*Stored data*

=======

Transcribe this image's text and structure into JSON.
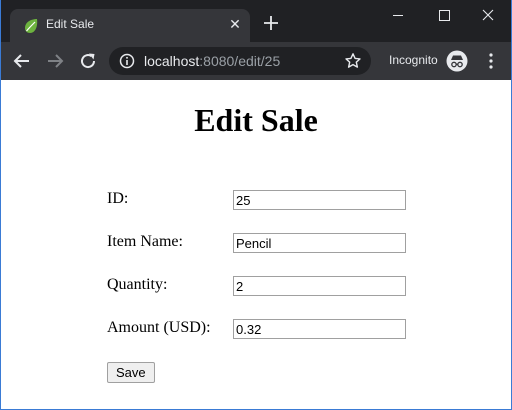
{
  "browser": {
    "tab": {
      "title": "Edit Sale",
      "favicon": "spring-leaf-icon",
      "close_symbol": "✕"
    },
    "new_tab_icon": "plus-icon",
    "window_controls": [
      "minimize-icon",
      "maximize-icon",
      "close-icon"
    ],
    "address_bar": {
      "host": "localhost",
      "rest": ":8080/edit/25",
      "info_icon": "info-icon",
      "bookmark_icon": "star-icon"
    },
    "incognito_label": "Incognito",
    "colors": {
      "frame": "#202124",
      "tab_active": "#35363a",
      "text": "#e8eaed",
      "text_dim": "#9aa0a6",
      "favicon": "#6db33f"
    }
  },
  "page": {
    "title": "Edit Sale",
    "fields": [
      {
        "label": "ID:",
        "value": "25"
      },
      {
        "label": "Item Name:",
        "value": "Pencil"
      },
      {
        "label": "Quantity:",
        "value": "2"
      },
      {
        "label": "Amount (USD):",
        "value": "0.32"
      }
    ],
    "save_label": "Save"
  }
}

=======

*Set exercise*
From the listing, extract all text exactly as given and drop any picture.

*Answer below*
Transcribe this image's text and structure into JSON.
{
  "browser": {
    "tab": {
      "title": "Edit Sale",
      "favicon": "spring-leaf-icon",
      "close_symbol": "✕"
    },
    "new_tab_icon": "plus-icon",
    "window_controls": [
      "minimize-icon",
      "maximize-icon",
      "close-icon"
    ],
    "address_bar": {
      "host": "localhost",
      "rest": ":8080/edit/25",
      "info_icon": "info-icon",
      "bookmark_icon": "star-icon"
    },
    "incognito_label": "Incognito",
    "colors": {
      "frame": "#202124",
      "tab_active": "#35363a",
      "text": "#e8eaed",
      "text_dim": "#9aa0a6",
      "favicon": "#6db33f"
    }
  },
  "page": {
    "title": "Edit Sale",
    "fields": [
      {
        "label": "ID:",
        "value": "25"
      },
      {
        "label": "Item Name:",
        "value": "Pencil"
      },
      {
        "label": "Quantity:",
        "value": "2"
      },
      {
        "label": "Amount (USD):",
        "value": "0.32"
      }
    ],
    "save_label": "Save"
  }
}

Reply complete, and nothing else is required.